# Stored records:
------------------------------------

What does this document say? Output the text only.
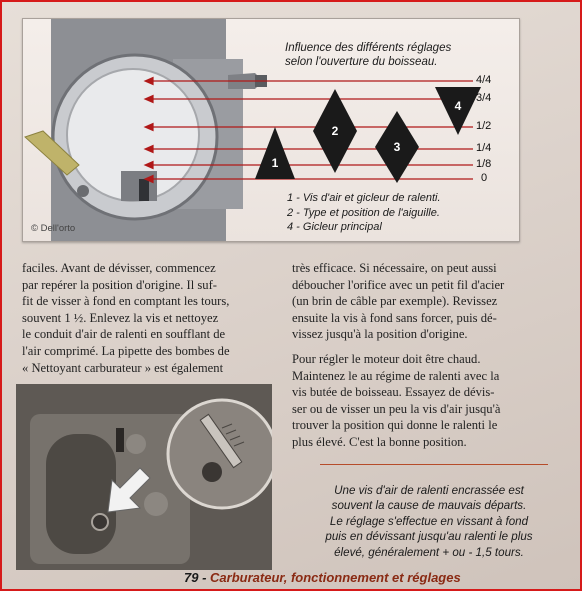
1
2
3
4
Influence des différents réglages
selon l'ouverture du boisseau.
4/4
3/4
1/2
1/4
1/8
0
1 - Vis d'air et gicleur de ralenti.
2 - Type et position de l'aiguille.
4 - Gicleur principal
© Dell'orto

faciles. Avant de dévisser, commencez
par repérer la position d'origine. Il suf-
fit de visser à fond en comptant les tours,
souvent 1 ½. Enlevez la vis et nettoyez
le conduit d'air de ralenti en soufflant de
l'air comprimé. La pipette des bombes de
« Nettoyant carburateur » est également

très efficace. Si nécessaire, on peut aussi
déboucher l'orifice avec un petit fil d'acier
(un brin de câble par exemple). Revissez
ensuite la vis à fond sans forcer, puis dé-
vissez jusqu'à la position d'origine.

Pour régler le moteur doit être chaud.
Maintenez le au régime de ralenti avec la
vis butée de boisseau. Essayez de dévis-
ser ou de visser un peu la vis d'air jusqu'à
trouver la position qui donne le ralenti le
plus élevé. C'est la bonne position.

Une vis d'air de ralenti encrassée est
souvent la cause de mauvais départs.
Le réglage s'effectue en vissant à fond
puis en dévissant jusqu'au ralenti le plus
élevé, généralement + ou - 1,5 tours.
79 - Carburateur, fonctionnement et réglages
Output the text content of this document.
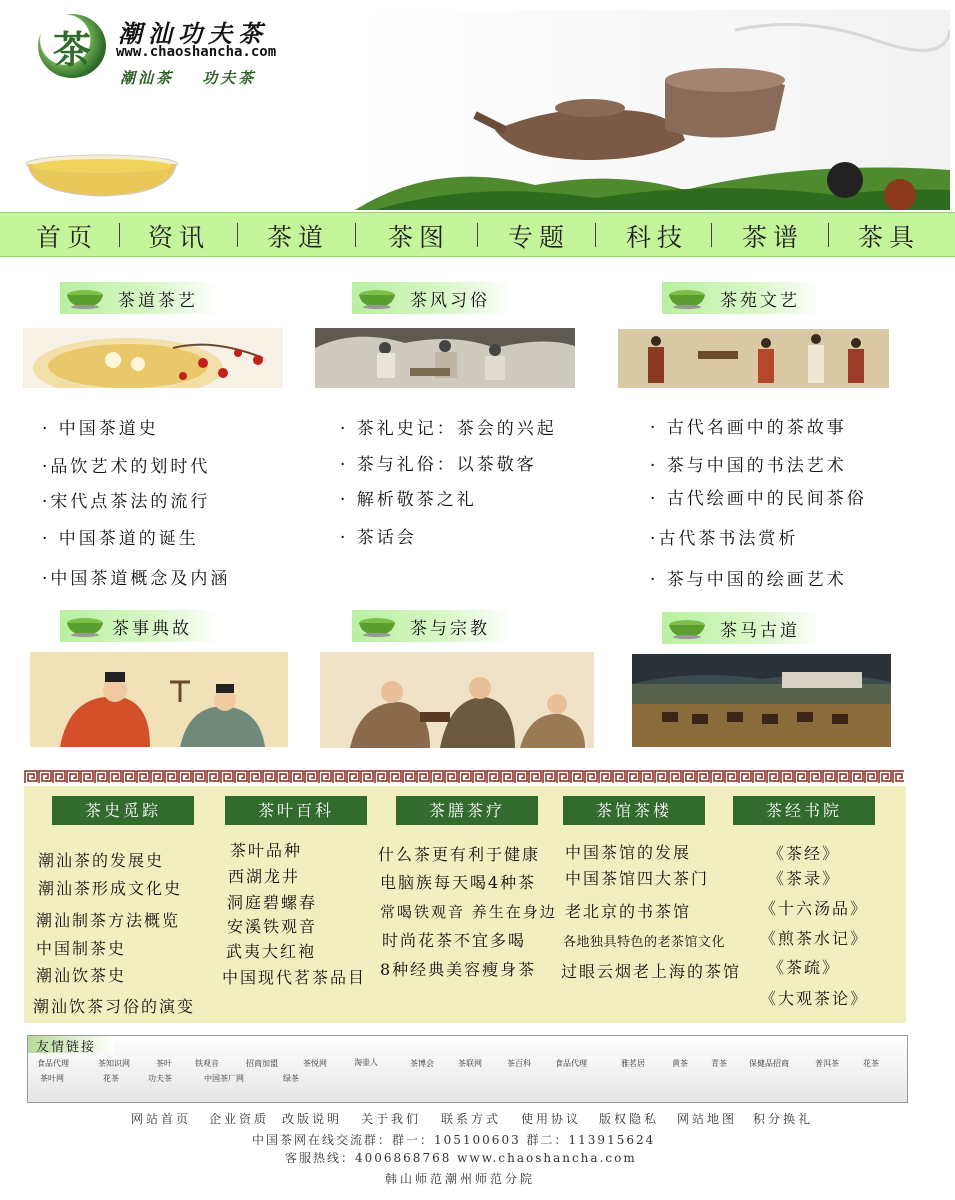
茶 潮汕功夫茶
www.chaoshancha.com
潮汕茶 功夫茶
首页 资讯 茶道 茶图 专题 科技 茶谱 茶具
茶道茶艺	茶风习俗	茶苑文艺
· 中国茶道史
·品饮艺术的划时代
·宋代点茶法的流行
· 中国茶道的诞生
·中国茶道概念及内涵
· 茶礼史记：茶会的兴起
· 茶与礼俗：以茶敬客
· 解析敬茶之礼
· 茶话会
· 古代名画中的茶故事
· 茶与中国的书法艺术
· 古代绘画中的民间茶俗
·古代茶书法赏析
· 茶与中国的绘画艺术
茶事典故	茶与宗教	茶马古道
茶史觅踪	茶叶百科	茶膳茶疗	茶馆茶楼	茶经书院
潮汕茶的发展史
潮汕茶形成文化史
潮汕制茶方法概览
中国制茶史
潮汕饮茶史
潮汕饮茶习俗的演变
茶叶品种
西湖龙井
洞庭碧螺春
安溪铁观音
武夷大红袍
中国现代茗茶品目
什么茶更有利于健康
电脑族每天喝4种茶
常喝铁观音 养生在身边
时尚花茶不宜多喝
8种经典美容瘦身茶
中国茶馆的发展
中国茶馆四大茶门
老北京的书茶馆
各地独具特色的老茶馆文化
过眼云烟老上海的茶馆
《茶经》
《茶录》
《十六汤品》
《煎茶水记》
《茶疏》
《大观茶论》
友情链接
食品代理	茶知识网	茶叶	铁观音	招商加盟	茶悦网	淘壶人	茶博会	茶联网	茶百科	食品代理	雅茗居	黄茶	青茶	保健品招商	普洱茶	花茶
茶叶网	花茶	功夫茶	中国茶厂网	绿茶
网站首页 企业资质 改版说明 关于我们 联系方式 使用协议 版权隐私 网站地图 积分换礼
中国茶网在线交流群：群一：105100603 群二：113915624
客服热线：4006868768 www.chaoshancha.com
韩山师范潮州师范分院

------------------------------------

# What the exercise asks:
Report how many lines of the records above contain the word "réglages", giving only the number.

# Task response:
2